→ Data to use:

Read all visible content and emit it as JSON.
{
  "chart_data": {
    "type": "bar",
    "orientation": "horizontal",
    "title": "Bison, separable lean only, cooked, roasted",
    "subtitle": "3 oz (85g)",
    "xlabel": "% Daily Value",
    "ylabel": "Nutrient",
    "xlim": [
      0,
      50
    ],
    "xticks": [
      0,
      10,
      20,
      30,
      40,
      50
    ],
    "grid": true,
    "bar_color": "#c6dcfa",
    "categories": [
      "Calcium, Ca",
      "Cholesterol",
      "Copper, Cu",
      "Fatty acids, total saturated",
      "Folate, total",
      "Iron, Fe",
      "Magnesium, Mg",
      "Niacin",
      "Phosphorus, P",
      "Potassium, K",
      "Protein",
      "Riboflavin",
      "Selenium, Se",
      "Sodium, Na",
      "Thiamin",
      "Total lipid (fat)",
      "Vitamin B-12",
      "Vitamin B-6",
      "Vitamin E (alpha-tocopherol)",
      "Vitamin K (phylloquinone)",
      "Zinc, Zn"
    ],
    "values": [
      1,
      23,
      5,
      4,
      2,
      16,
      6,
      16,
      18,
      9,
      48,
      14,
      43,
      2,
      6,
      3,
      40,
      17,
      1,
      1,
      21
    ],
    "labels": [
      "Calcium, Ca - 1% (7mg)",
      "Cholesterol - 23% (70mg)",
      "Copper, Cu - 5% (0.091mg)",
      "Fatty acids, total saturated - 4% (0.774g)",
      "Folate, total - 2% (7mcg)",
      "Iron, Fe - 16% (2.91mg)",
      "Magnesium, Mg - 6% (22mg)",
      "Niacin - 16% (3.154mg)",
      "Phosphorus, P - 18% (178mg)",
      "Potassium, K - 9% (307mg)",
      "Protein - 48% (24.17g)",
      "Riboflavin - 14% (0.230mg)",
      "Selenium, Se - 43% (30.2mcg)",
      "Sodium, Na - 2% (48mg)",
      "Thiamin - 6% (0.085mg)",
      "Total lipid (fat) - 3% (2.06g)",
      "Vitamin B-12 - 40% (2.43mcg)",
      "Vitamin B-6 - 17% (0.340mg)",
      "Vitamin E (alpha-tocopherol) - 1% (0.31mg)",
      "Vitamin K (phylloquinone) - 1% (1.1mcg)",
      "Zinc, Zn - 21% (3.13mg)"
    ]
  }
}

→ What the task requires: Show the lines above that have the word "alpha".

→ Solution:
      "Vitamin E (alpha-tocopherol)",
      "Vitamin E (alpha-tocopherol) - 1% (0.31mg)",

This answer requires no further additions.